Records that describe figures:
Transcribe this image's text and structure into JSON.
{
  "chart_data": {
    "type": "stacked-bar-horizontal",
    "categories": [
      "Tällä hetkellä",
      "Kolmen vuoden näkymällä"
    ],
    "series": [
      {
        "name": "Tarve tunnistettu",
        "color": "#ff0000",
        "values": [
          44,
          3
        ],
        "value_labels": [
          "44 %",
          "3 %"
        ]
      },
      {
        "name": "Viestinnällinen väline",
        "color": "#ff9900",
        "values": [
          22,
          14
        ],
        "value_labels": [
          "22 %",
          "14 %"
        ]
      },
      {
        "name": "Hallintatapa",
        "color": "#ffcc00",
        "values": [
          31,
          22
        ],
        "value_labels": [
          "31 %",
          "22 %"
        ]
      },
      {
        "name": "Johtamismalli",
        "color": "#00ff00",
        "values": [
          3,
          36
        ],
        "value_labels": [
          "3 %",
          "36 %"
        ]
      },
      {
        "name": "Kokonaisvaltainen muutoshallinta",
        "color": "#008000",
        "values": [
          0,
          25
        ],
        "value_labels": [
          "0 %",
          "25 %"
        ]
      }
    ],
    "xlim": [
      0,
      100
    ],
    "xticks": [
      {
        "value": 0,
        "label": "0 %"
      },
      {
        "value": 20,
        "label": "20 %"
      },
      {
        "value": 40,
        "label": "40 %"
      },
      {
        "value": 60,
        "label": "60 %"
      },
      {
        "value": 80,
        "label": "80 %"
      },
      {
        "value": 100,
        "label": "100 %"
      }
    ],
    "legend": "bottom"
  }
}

Given exercise >>
Extract, word for word, each line of the listing above.

Problem solution >>
Transcribe this image's text and structure into JSON.
{
  "chart_data": {
    "type": "stacked-bar-horizontal",
    "categories": [
      "Tällä hetkellä",
      "Kolmen vuoden näkymällä"
    ],
    "series": [
      {
        "name": "Tarve tunnistettu",
        "color": "#ff0000",
        "values": [
          44,
          3
        ],
        "value_labels": [
          "44 %",
          "3 %"
        ]
      },
      {
        "name": "Viestinnällinen väline",
        "color": "#ff9900",
        "values": [
          22,
          14
        ],
        "value_labels": [
          "22 %",
          "14 %"
        ]
      },
      {
        "name": "Hallintatapa",
        "color": "#ffcc00",
        "values": [
          31,
          22
        ],
        "value_labels": [
          "31 %",
          "22 %"
        ]
      },
      {
        "name": "Johtamismalli",
        "color": "#00ff00",
        "values": [
          3,
          36
        ],
        "value_labels": [
          "3 %",
          "36 %"
        ]
      },
      {
        "name": "Kokonaisvaltainen muutoshallinta",
        "color": "#008000",
        "values": [
          0,
          25
        ],
        "value_labels": [
          "0 %",
          "25 %"
        ]
      }
    ],
    "xlim": [
      0,
      100
    ],
    "xticks": [
      {
        "value": 0,
        "label": "0 %"
      },
      {
        "value": 20,
        "label": "20 %"
      },
      {
        "value": 40,
        "label": "40 %"
      },
      {
        "value": 60,
        "label": "60 %"
      },
      {
        "value": 80,
        "label": "80 %"
      },
      {
        "value": 100,
        "label": "100 %"
      }
    ],
    "legend": "bottom"
  }
}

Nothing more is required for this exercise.